*Entries shown*:
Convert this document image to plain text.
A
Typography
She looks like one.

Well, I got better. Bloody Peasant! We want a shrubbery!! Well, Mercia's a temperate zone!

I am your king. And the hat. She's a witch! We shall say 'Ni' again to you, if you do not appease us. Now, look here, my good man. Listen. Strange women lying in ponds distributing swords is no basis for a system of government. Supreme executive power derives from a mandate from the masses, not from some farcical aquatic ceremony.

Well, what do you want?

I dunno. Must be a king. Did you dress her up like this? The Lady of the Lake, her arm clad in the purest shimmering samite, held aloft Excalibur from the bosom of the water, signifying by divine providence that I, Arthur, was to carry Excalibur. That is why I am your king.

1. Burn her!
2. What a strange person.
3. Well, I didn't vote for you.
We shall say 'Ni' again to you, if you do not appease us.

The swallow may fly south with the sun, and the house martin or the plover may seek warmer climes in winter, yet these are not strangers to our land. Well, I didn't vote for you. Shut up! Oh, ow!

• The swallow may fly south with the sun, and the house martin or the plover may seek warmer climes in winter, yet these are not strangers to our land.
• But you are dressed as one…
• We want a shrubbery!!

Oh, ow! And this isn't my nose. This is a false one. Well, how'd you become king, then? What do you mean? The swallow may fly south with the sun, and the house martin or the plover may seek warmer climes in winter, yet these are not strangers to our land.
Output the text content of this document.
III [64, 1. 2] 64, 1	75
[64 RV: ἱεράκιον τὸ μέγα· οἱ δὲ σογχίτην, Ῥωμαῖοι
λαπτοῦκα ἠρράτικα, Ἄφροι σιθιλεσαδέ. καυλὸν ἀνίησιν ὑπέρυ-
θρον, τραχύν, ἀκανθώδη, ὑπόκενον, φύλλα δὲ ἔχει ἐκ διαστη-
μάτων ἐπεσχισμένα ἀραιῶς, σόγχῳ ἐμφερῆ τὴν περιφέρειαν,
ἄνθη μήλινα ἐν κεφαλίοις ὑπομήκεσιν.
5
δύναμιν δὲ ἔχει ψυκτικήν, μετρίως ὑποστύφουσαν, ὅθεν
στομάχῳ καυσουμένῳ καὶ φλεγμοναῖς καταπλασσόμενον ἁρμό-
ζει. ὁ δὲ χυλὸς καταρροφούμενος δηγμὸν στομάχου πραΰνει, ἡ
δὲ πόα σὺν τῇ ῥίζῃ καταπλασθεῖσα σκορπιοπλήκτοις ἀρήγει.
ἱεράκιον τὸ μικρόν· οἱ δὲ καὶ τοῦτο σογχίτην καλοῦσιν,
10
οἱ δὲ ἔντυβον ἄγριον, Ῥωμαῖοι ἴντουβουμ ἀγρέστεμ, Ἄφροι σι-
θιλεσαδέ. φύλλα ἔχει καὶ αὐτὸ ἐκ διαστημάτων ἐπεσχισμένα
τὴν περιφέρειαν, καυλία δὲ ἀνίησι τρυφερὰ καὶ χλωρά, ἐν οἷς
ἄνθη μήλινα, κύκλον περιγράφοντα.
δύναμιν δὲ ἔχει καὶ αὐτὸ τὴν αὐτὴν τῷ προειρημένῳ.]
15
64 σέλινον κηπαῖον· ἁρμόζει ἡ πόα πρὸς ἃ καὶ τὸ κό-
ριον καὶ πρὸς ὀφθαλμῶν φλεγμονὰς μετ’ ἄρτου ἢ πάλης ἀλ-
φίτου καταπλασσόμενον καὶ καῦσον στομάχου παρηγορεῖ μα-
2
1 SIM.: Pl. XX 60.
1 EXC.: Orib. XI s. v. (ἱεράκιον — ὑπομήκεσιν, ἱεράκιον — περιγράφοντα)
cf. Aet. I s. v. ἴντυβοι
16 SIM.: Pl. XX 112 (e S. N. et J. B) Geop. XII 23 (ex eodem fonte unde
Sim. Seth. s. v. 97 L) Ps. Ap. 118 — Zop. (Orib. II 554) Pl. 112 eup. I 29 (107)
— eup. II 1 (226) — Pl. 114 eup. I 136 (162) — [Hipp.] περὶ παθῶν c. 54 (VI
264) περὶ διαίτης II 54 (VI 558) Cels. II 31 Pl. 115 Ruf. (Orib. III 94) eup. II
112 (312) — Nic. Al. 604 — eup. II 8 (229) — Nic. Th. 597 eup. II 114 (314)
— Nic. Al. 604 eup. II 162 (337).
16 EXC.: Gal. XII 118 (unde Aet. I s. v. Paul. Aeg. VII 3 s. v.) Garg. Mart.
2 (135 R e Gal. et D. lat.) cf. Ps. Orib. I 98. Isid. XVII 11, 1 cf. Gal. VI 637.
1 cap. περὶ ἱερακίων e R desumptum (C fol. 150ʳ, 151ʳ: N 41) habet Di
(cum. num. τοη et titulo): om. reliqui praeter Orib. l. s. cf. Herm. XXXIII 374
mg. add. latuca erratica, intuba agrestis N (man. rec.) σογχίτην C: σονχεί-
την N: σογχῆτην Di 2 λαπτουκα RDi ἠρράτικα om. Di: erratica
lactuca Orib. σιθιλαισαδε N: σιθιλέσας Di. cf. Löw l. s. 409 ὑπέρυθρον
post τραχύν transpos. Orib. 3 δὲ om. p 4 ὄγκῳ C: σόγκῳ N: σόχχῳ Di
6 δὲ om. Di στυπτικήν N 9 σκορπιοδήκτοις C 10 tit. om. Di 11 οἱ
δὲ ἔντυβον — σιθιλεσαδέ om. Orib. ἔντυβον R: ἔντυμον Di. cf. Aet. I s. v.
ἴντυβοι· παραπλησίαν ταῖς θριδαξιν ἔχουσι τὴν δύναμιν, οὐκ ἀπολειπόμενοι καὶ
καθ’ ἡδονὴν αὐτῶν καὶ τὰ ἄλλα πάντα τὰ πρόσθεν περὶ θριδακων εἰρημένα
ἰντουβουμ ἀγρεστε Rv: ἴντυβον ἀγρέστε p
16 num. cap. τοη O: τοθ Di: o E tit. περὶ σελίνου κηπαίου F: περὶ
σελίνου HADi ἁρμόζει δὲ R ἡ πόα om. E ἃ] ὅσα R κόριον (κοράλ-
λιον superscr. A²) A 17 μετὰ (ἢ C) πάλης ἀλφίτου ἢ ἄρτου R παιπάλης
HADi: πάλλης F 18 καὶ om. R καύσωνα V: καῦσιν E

*What the task asks*:
Each of the records should be retyped exactly.

*Written reply*:
Convert this document image to plain text.
A
Typography
She looks like one.

Well, I got better. Bloody Peasant! We want a shrubbery!! Well, Mercia's a temperate zone!

I am your king. And the hat. She's a witch! We shall say 'Ni' again to you, if you do not appease us. Now, look here, my good man. Listen. Strange women lying in ponds distributing swords is no basis for a system of government. Supreme executive power derives from a mandate from the masses, not from some farcical aquatic ceremony.

Well, what do you want?

I dunno. Must be a king. Did you dress her up like this? The Lady of the Lake, her arm clad in the purest shimmering samite, held aloft Excalibur from the bosom of the water, signifying by divine providence that I, Arthur, was to carry Excalibur. That is why I am your king.

1. Burn her!
2. What a strange person.
3. Well, I didn't vote for you.
We shall say 'Ni' again to you, if you do not appease us.

The swallow may fly south with the sun, and the house martin or the plover may seek warmer climes in winter, yet these are not strangers to our land. Well, I didn't vote for you. Shut up! Oh, ow!

• The swallow may fly south with the sun, and the house martin or the plover may seek warmer climes in winter, yet these are not strangers to our land.
• But you are dressed as one…
• We want a shrubbery!!

Oh, ow! And this isn't my nose. This is a false one. Well, how'd you become king, then? What do you mean? The swallow may fly south with the sun, and the house martin or the plover may seek warmer climes in winter, yet these are not strangers to our land.
Output the text content of this document.
III [64, 1. 2] 64, 1	75
[64 RV: ἱεράκιον τὸ μέγα· οἱ δὲ σογχίτην, Ῥωμαῖοι
λαπτοῦκα ἠρράτικα, Ἄφροι σιθιλεσαδέ. καυλὸν ἀνίησιν ὑπέρυ-
θρον, τραχύν, ἀκανθώδη, ὑπόκενον, φύλλα δὲ ἔχει ἐκ διαστη-
μάτων ἐπεσχισμένα ἀραιῶς, σόγχῳ ἐμφερῆ τὴν περιφέρειαν,
ἄνθη μήλινα ἐν κεφαλίοις ὑπομήκεσιν.
5
δύναμιν δὲ ἔχει ψυκτικήν, μετρίως ὑποστύφουσαν, ὅθεν
στομάχῳ καυσουμένῳ καὶ φλεγμοναῖς καταπλασσόμενον ἁρμό-
ζει. ὁ δὲ χυλὸς καταρροφούμενος δηγμὸν στομάχου πραΰνει, ἡ
δὲ πόα σὺν τῇ ῥίζῃ καταπλασθεῖσα σκορπιοπλήκτοις ἀρήγει.
ἱεράκιον τὸ μικρόν· οἱ δὲ καὶ τοῦτο σογχίτην καλοῦσιν,
10
οἱ δὲ ἔντυβον ἄγριον, Ῥωμαῖοι ἴντουβουμ ἀγρέστεμ, Ἄφροι σι-
θιλεσαδέ. φύλλα ἔχει καὶ αὐτὸ ἐκ διαστημάτων ἐπεσχισμένα
τὴν περιφέρειαν, καυλία δὲ ἀνίησι τρυφερὰ καὶ χλωρά, ἐν οἷς
ἄνθη μήλινα, κύκλον περιγράφοντα.
δύναμιν δὲ ἔχει καὶ αὐτὸ τὴν αὐτὴν τῷ προειρημένῳ.]
15
64 σέλινον κηπαῖον· ἁρμόζει ἡ πόα πρὸς ἃ καὶ τὸ κό-
ριον καὶ πρὸς ὀφθαλμῶν φλεγμονὰς μετ’ ἄρτου ἢ πάλης ἀλ-
φίτου καταπλασσόμενον καὶ καῦσον στομάχου παρηγορεῖ μα-
2
1 SIM.: Pl. XX 60.
1 EXC.: Orib. XI s. v. (ἱεράκιον — ὑπομήκεσιν, ἱεράκιον — περιγράφοντα)
cf. Aet. I s. v. ἴντυβοι
16 SIM.: Pl. XX 112 (e S. N. et J. B) Geop. XII 23 (ex eodem fonte unde
Sim. Seth. s. v. 97 L) Ps. Ap. 118 — Zop. (Orib. II 554) Pl. 112 eup. I 29 (107)
— eup. II 1 (226) — Pl. 114 eup. I 136 (162) — [Hipp.] περὶ παθῶν c. 54 (VI
264) περὶ διαίτης II 54 (VI 558) Cels. II 31 Pl. 115 Ruf. (Orib. III 94) eup. II
112 (312) — Nic. Al. 604 — eup. II 8 (229) — Nic. Th. 597 eup. II 114 (314)
— Nic. Al. 604 eup. II 162 (337).
16 EXC.: Gal. XII 118 (unde Aet. I s. v. Paul. Aeg. VII 3 s. v.) Garg. Mart.
2 (135 R e Gal. et D. lat.) cf. Ps. Orib. I 98. Isid. XVII 11, 1 cf. Gal. VI 637.
1 cap. περὶ ἱερακίων e R desumptum (C fol. 150ʳ, 151ʳ: N 41) habet Di
(cum. num. τοη et titulo): om. reliqui praeter Orib. l. s. cf. Herm. XXXIII 374
mg. add. latuca erratica, intuba agrestis N (man. rec.) σογχίτην C: σονχεί-
την N: σογχῆτην Di 2 λαπτουκα RDi ἠρράτικα om. Di: erratica
lactuca Orib. σιθιλαισαδε N: σιθιλέσας Di. cf. Löw l. s. 409 ὑπέρυθρον
post τραχύν transpos. Orib. 3 δὲ om. p 4 ὄγκῳ C: σόγκῳ N: σόχχῳ Di
6 δὲ om. Di στυπτικήν N 9 σκορπιοδήκτοις C 10 tit. om. Di 11 οἱ
δὲ ἔντυβον — σιθιλεσαδέ om. Orib. ἔντυβον R: ἔντυμον Di. cf. Aet. I s. v.
ἴντυβοι· παραπλησίαν ταῖς θριδαξιν ἔχουσι τὴν δύναμιν, οὐκ ἀπολειπόμενοι καὶ
καθ’ ἡδονὴν αὐτῶν καὶ τὰ ἄλλα πάντα τὰ πρόσθεν περὶ θριδακων εἰρημένα
ἰντουβουμ ἀγρεστε Rv: ἴντυβον ἀγρέστε p
16 num. cap. τοη O: τοθ Di: o E tit. περὶ σελίνου κηπαίου F: περὶ
σελίνου HADi ἁρμόζει δὲ R ἡ πόα om. E ἃ] ὅσα R κόριον (κοράλ-
λιον superscr. A²) A 17 μετὰ (ἢ C) πάλης ἀλφίτου ἢ ἄρτου R παιπάλης
HADi: πάλλης F 18 καὶ om. R καύσωνα V: καῦσιν E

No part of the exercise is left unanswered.